Challenge>
Write the data out again, exactly as given.

Records provided>
# # # # #
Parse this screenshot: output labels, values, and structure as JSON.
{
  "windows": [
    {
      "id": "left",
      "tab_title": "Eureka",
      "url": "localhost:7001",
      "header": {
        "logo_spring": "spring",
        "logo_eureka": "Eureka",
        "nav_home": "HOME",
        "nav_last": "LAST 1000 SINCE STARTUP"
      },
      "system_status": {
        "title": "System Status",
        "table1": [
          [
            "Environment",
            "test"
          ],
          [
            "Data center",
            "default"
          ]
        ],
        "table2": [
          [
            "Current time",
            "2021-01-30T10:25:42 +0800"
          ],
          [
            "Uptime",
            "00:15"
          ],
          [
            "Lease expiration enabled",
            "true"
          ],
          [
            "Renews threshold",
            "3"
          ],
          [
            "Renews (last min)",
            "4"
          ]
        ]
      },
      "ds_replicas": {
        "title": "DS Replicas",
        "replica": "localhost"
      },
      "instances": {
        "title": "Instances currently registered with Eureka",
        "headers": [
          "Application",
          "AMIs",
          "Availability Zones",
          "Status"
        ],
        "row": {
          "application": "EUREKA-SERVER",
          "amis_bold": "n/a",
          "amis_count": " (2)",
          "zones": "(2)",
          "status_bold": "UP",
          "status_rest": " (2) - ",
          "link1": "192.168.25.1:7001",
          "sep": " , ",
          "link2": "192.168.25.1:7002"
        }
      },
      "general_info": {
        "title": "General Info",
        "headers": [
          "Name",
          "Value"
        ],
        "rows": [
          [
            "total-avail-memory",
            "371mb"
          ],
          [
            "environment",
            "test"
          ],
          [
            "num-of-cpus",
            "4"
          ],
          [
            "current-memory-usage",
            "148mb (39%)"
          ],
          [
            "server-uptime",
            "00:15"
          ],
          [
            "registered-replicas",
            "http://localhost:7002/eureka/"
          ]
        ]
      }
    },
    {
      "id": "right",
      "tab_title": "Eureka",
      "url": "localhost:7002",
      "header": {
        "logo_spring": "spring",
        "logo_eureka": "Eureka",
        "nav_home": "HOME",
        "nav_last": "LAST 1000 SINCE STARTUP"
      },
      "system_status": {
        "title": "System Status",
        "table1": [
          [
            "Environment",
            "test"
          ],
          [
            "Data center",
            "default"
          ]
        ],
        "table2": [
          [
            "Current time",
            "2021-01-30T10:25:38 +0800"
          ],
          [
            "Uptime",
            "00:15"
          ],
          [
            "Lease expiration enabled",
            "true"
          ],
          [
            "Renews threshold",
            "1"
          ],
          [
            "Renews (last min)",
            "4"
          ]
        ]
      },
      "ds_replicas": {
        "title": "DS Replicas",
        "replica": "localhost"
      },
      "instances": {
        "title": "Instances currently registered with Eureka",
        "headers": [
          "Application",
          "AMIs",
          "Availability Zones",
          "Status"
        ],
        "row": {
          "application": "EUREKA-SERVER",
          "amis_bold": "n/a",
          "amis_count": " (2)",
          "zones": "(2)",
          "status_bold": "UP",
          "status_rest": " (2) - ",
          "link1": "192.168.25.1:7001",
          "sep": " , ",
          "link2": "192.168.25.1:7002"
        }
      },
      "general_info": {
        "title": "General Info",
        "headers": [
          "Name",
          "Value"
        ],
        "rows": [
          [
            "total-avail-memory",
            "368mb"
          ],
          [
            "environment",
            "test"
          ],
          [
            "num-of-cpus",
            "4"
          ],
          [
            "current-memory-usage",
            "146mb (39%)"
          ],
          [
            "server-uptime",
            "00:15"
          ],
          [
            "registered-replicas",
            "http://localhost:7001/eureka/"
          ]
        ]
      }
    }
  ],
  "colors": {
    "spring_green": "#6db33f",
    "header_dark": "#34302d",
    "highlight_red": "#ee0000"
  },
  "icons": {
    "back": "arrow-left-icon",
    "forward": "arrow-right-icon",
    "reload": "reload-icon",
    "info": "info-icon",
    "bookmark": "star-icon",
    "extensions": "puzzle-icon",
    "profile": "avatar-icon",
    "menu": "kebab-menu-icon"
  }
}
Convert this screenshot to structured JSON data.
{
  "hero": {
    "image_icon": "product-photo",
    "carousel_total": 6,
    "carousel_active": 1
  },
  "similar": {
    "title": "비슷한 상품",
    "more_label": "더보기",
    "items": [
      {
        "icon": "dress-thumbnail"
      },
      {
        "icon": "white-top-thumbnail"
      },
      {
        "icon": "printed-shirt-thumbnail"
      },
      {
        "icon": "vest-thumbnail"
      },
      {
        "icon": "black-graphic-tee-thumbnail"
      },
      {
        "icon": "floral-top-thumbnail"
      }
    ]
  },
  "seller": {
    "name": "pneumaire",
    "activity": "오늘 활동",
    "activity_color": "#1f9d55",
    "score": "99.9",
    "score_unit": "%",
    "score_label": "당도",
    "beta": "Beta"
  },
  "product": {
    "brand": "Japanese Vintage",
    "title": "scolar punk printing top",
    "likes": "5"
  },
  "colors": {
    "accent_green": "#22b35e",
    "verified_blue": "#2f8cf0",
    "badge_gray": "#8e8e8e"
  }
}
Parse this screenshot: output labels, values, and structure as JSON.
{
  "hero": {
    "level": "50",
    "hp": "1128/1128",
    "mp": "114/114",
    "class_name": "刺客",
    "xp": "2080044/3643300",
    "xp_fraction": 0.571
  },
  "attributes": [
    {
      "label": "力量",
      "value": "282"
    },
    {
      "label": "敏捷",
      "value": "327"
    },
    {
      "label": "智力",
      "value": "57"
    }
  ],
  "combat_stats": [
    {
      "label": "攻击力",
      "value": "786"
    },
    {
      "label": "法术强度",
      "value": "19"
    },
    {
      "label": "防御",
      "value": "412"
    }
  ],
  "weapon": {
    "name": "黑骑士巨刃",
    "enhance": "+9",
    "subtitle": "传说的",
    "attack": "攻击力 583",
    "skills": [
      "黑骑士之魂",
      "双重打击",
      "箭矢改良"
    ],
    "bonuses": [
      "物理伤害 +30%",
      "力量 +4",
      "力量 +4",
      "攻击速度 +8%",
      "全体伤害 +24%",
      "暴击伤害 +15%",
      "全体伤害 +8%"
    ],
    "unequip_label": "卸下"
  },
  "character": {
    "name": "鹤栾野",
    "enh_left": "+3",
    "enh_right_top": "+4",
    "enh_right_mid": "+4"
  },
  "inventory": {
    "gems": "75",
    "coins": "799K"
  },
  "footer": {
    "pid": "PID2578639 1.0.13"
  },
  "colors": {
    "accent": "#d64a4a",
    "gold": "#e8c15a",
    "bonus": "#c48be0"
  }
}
# # # # #
Completed exercise>
Parse this screenshot: output labels, values, and structure as JSON.
{
  "windows": [
    {
      "id": "left",
      "tab_title": "Eureka",
      "url": "localhost:7001",
      "header": {
        "logo_spring": "spring",
        "logo_eureka": "Eureka",
        "nav_home": "HOME",
        "nav_last": "LAST 1000 SINCE STARTUP"
      },
      "system_status": {
        "title": "System Status",
        "table1": [
          [
            "Environment",
            "test"
          ],
          [
            "Data center",
            "default"
          ]
        ],
        "table2": [
          [
            "Current time",
            "2021-01-30T10:25:42 +0800"
          ],
          [
            "Uptime",
            "00:15"
          ],
          [
            "Lease expiration enabled",
            "true"
          ],
          [
            "Renews threshold",
            "3"
          ],
          [
            "Renews (last min)",
            "4"
          ]
        ]
      },
      "ds_replicas": {
        "title": "DS Replicas",
        "replica": "localhost"
      },
      "instances": {
        "title": "Instances currently registered with Eureka",
        "headers": [
          "Application",
          "AMIs",
          "Availability Zones",
          "Status"
        ],
        "row": {
          "application": "EUREKA-SERVER",
          "amis_bold": "n/a",
          "amis_count": " (2)",
          "zones": "(2)",
          "status_bold": "UP",
          "status_rest": " (2) - ",
          "link1": "192.168.25.1:7001",
          "sep": " , ",
          "link2": "192.168.25.1:7002"
        }
      },
      "general_info": {
        "title": "General Info",
        "headers": [
          "Name",
          "Value"
        ],
        "rows": [
          [
            "total-avail-memory",
            "371mb"
          ],
          [
            "environment",
            "test"
          ],
          [
            "num-of-cpus",
            "4"
          ],
          [
            "current-memory-usage",
            "148mb (39%)"
          ],
          [
            "server-uptime",
            "00:15"
          ],
          [
            "registered-replicas",
            "http://localhost:7002/eureka/"
          ]
        ]
      }
    },
    {
      "id": "right",
      "tab_title": "Eureka",
      "url": "localhost:7002",
      "header": {
        "logo_spring": "spring",
        "logo_eureka": "Eureka",
        "nav_home": "HOME",
        "nav_last": "LAST 1000 SINCE STARTUP"
      },
      "system_status": {
        "title": "System Status",
        "table1": [
          [
            "Environment",
            "test"
          ],
          [
            "Data center",
            "default"
          ]
        ],
        "table2": [
          [
            "Current time",
            "2021-01-30T10:25:38 +0800"
          ],
          [
            "Uptime",
            "00:15"
          ],
          [
            "Lease expiration enabled",
            "true"
          ],
          [
            "Renews threshold",
            "1"
          ],
          [
            "Renews (last min)",
            "4"
          ]
        ]
      },
      "ds_replicas": {
        "title": "DS Replicas",
        "replica": "localhost"
      },
      "instances": {
        "title": "Instances currently registered with Eureka",
        "headers": [
          "Application",
          "AMIs",
          "Availability Zones",
          "Status"
        ],
        "row": {
          "application": "EUREKA-SERVER",
          "amis_bold": "n/a",
          "amis_count": " (2)",
          "zones": "(2)",
          "status_bold": "UP",
          "status_rest": " (2) - ",
          "link1": "192.168.25.1:7001",
          "sep": " , ",
          "link2": "192.168.25.1:7002"
        }
      },
      "general_info": {
        "title": "General Info",
        "headers": [
          "Name",
          "Value"
        ],
        "rows": [
          [
            "total-avail-memory",
            "368mb"
          ],
          [
            "environment",
            "test"
          ],
          [
            "num-of-cpus",
            "4"
          ],
          [
            "current-memory-usage",
            "146mb (39%)"
          ],
          [
            "server-uptime",
            "00:15"
          ],
          [
            "registered-replicas",
            "http://localhost:7001/eureka/"
          ]
        ]
      }
    }
  ],
  "colors": {
    "spring_green": "#6db33f",
    "header_dark": "#34302d",
    "highlight_red": "#ee0000"
  },
  "icons": {
    "back": "arrow-left-icon",
    "forward": "arrow-right-icon",
    "reload": "reload-icon",
    "info": "info-icon",
    "bookmark": "star-icon",
    "extensions": "puzzle-icon",
    "profile": "avatar-icon",
    "menu": "kebab-menu-icon"
  }
}
Convert this screenshot to structured JSON data.
{
  "hero": {
    "image_icon": "product-photo",
    "carousel_total": 6,
    "carousel_active": 1
  },
  "similar": {
    "title": "비슷한 상품",
    "more_label": "더보기",
    "items": [
      {
        "icon": "dress-thumbnail"
      },
      {
        "icon": "white-top-thumbnail"
      },
      {
        "icon": "printed-shirt-thumbnail"
      },
      {
        "icon": "vest-thumbnail"
      },
      {
        "icon": "black-graphic-tee-thumbnail"
      },
      {
        "icon": "floral-top-thumbnail"
      }
    ]
  },
  "seller": {
    "name": "pneumaire",
    "activity": "오늘 활동",
    "activity_color": "#1f9d55",
    "score": "99.9",
    "score_unit": "%",
    "score_label": "당도",
    "beta": "Beta"
  },
  "product": {
    "brand": "Japanese Vintage",
    "title": "scolar punk printing top",
    "likes": "5"
  },
  "colors": {
    "accent_green": "#22b35e",
    "verified_blue": "#2f8cf0",
    "badge_gray": "#8e8e8e"
  }
}
Parse this screenshot: output labels, values, and structure as JSON.
{
  "hero": {
    "level": "50",
    "hp": "1128/1128",
    "mp": "114/114",
    "class_name": "刺客",
    "xp": "2080044/3643300",
    "xp_fraction": 0.571
  },
  "attributes": [
    {
      "label": "力量",
      "value": "282"
    },
    {
      "label": "敏捷",
      "value": "327"
    },
    {
      "label": "智力",
      "value": "57"
    }
  ],
  "combat_stats": [
    {
      "label": "攻击力",
      "value": "786"
    },
    {
      "label": "法术强度",
      "value": "19"
    },
    {
      "label": "防御",
      "value": "412"
    }
  ],
  "weapon": {
    "name": "黑骑士巨刃",
    "enhance": "+9",
    "subtitle": "传说的",
    "attack": "攻击力 583",
    "skills": [
      "黑骑士之魂",
      "双重打击",
      "箭矢改良"
    ],
    "bonuses": [
      "物理伤害 +30%",
      "力量 +4",
      "力量 +4",
      "攻击速度 +8%",
      "全体伤害 +24%",
      "暴击伤害 +15%",
      "全体伤害 +8%"
    ],
    "unequip_label": "卸下"
  },
  "character": {
    "name": "鹤栾野",
    "enh_left": "+3",
    "enh_right_top": "+4",
    "enh_right_mid": "+4"
  },
  "inventory": {
    "gems": "75",
    "coins": "799K"
  },
  "footer": {
    "pid": "PID2578639 1.0.13"
  },
  "colors": {
    "accent": "#d64a4a",
    "gold": "#e8c15a",
    "bonus": "#c48be0"
  }
}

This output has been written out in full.